[Dataset records]
====
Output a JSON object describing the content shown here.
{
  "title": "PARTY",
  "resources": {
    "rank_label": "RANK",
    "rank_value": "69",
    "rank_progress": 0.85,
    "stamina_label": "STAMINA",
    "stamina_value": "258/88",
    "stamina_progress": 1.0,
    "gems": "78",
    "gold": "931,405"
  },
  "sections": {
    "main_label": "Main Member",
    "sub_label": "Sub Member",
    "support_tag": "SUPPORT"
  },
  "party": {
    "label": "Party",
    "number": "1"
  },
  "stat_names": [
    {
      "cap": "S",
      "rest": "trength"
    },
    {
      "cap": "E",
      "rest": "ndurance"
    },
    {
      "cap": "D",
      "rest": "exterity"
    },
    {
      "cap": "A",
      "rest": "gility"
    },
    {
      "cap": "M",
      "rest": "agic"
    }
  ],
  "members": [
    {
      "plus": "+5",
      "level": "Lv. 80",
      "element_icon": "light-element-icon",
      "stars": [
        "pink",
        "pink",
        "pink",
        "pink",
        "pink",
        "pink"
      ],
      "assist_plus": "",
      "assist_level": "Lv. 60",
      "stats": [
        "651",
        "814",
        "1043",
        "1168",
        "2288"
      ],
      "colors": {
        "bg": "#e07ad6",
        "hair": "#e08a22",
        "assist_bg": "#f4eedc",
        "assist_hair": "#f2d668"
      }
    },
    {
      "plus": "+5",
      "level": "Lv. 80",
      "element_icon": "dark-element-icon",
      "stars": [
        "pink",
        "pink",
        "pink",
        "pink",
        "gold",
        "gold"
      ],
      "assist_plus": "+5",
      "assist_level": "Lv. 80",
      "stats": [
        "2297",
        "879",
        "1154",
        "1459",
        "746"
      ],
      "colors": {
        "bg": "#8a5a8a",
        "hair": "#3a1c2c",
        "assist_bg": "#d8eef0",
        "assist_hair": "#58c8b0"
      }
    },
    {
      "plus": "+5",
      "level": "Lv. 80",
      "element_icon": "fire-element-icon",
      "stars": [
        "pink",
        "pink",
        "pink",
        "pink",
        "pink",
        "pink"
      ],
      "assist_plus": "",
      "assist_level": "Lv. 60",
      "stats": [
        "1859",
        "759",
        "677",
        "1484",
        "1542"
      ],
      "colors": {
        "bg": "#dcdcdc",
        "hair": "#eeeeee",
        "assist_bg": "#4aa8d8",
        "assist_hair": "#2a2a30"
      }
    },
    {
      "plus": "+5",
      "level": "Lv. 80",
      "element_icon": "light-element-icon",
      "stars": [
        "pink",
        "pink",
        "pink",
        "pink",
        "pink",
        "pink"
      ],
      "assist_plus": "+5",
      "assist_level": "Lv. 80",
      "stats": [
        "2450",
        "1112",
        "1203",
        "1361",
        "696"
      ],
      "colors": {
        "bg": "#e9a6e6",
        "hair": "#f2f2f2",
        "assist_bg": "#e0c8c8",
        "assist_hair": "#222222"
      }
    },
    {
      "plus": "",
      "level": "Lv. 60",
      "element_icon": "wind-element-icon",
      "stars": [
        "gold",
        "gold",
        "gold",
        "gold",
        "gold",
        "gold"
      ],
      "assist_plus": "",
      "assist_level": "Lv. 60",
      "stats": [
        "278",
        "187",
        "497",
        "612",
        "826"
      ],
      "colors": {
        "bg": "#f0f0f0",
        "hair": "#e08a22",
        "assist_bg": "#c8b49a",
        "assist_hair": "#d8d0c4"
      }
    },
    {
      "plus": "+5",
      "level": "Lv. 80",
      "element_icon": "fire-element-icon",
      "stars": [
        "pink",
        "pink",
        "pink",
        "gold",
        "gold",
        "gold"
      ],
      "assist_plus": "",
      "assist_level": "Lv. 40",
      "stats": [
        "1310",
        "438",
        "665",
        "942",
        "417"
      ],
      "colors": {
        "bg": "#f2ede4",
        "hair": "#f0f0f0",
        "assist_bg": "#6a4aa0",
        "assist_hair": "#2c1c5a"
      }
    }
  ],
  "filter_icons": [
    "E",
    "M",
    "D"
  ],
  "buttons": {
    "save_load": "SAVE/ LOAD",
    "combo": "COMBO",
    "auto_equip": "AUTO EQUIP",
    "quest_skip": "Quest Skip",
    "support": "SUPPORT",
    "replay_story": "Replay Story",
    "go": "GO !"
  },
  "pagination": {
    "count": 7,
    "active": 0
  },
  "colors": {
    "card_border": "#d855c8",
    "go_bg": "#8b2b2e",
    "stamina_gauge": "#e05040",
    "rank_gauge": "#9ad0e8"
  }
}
====
§ **What you will do**:
Transcribe the material above in its entirety. Match it exactly.

§ **Result of this exercise**:
Output a JSON object describing the content shown here.
{
  "title": "PARTY",
  "resources": {
    "rank_label": "RANK",
    "rank_value": "69",
    "rank_progress": 0.85,
    "stamina_label": "STAMINA",
    "stamina_value": "258/88",
    "stamina_progress": 1.0,
    "gems": "78",
    "gold": "931,405"
  },
  "sections": {
    "main_label": "Main Member",
    "sub_label": "Sub Member",
    "support_tag": "SUPPORT"
  },
  "party": {
    "label": "Party",
    "number": "1"
  },
  "stat_names": [
    {
      "cap": "S",
      "rest": "trength"
    },
    {
      "cap": "E",
      "rest": "ndurance"
    },
    {
      "cap": "D",
      "rest": "exterity"
    },
    {
      "cap": "A",
      "rest": "gility"
    },
    {
      "cap": "M",
      "rest": "agic"
    }
  ],
  "members": [
    {
      "plus": "+5",
      "level": "Lv. 80",
      "element_icon": "light-element-icon",
      "stars": [
        "pink",
        "pink",
        "pink",
        "pink",
        "pink",
        "pink"
      ],
      "assist_plus": "",
      "assist_level": "Lv. 60",
      "stats": [
        "651",
        "814",
        "1043",
        "1168",
        "2288"
      ],
      "colors": {
        "bg": "#e07ad6",
        "hair": "#e08a22",
        "assist_bg": "#f4eedc",
        "assist_hair": "#f2d668"
      }
    },
    {
      "plus": "+5",
      "level": "Lv. 80",
      "element_icon": "dark-element-icon",
      "stars": [
        "pink",
        "pink",
        "pink",
        "pink",
        "gold",
        "gold"
      ],
      "assist_plus": "+5",
      "assist_level": "Lv. 80",
      "stats": [
        "2297",
        "879",
        "1154",
        "1459",
        "746"
      ],
      "colors": {
        "bg": "#8a5a8a",
        "hair": "#3a1c2c",
        "assist_bg": "#d8eef0",
        "assist_hair": "#58c8b0"
      }
    },
    {
      "plus": "+5",
      "level": "Lv. 80",
      "element_icon": "fire-element-icon",
      "stars": [
        "pink",
        "pink",
        "pink",
        "pink",
        "pink",
        "pink"
      ],
      "assist_plus": "",
      "assist_level": "Lv. 60",
      "stats": [
        "1859",
        "759",
        "677",
        "1484",
        "1542"
      ],
      "colors": {
        "bg": "#dcdcdc",
        "hair": "#eeeeee",
        "assist_bg": "#4aa8d8",
        "assist_hair": "#2a2a30"
      }
    },
    {
      "plus": "+5",
      "level": "Lv. 80",
      "element_icon": "light-element-icon",
      "stars": [
        "pink",
        "pink",
        "pink",
        "pink",
        "pink",
        "pink"
      ],
      "assist_plus": "+5",
      "assist_level": "Lv. 80",
      "stats": [
        "2450",
        "1112",
        "1203",
        "1361",
        "696"
      ],
      "colors": {
        "bg": "#e9a6e6",
        "hair": "#f2f2f2",
        "assist_bg": "#e0c8c8",
        "assist_hair": "#222222"
      }
    },
    {
      "plus": "",
      "level": "Lv. 60",
      "element_icon": "wind-element-icon",
      "stars": [
        "gold",
        "gold",
        "gold",
        "gold",
        "gold",
        "gold"
      ],
      "assist_plus": "",
      "assist_level": "Lv. 60",
      "stats": [
        "278",
        "187",
        "497",
        "612",
        "826"
      ],
      "colors": {
        "bg": "#f0f0f0",
        "hair": "#e08a22",
        "assist_bg": "#c8b49a",
        "assist_hair": "#d8d0c4"
      }
    },
    {
      "plus": "+5",
      "level": "Lv. 80",
      "element_icon": "fire-element-icon",
      "stars": [
        "pink",
        "pink",
        "pink",
        "gold",
        "gold",
        "gold"
      ],
      "assist_plus": "",
      "assist_level": "Lv. 40",
      "stats": [
        "1310",
        "438",
        "665",
        "942",
        "417"
      ],
      "colors": {
        "bg": "#f2ede4",
        "hair": "#f0f0f0",
        "assist_bg": "#6a4aa0",
        "assist_hair": "#2c1c5a"
      }
    }
  ],
  "filter_icons": [
    "E",
    "M",
    "D"
  ],
  "buttons": {
    "save_load": "SAVE/ LOAD",
    "combo": "COMBO",
    "auto_equip": "AUTO EQUIP",
    "quest_skip": "Quest Skip",
    "support": "SUPPORT",
    "replay_story": "Replay Story",
    "go": "GO !"
  },
  "pagination": {
    "count": 7,
    "active": 0
  },
  "colors": {
    "card_border": "#d855c8",
    "go_bg": "#8b2b2e",
    "stamina_gauge": "#e05040",
    "rank_gauge": "#9ad0e8"
  }
}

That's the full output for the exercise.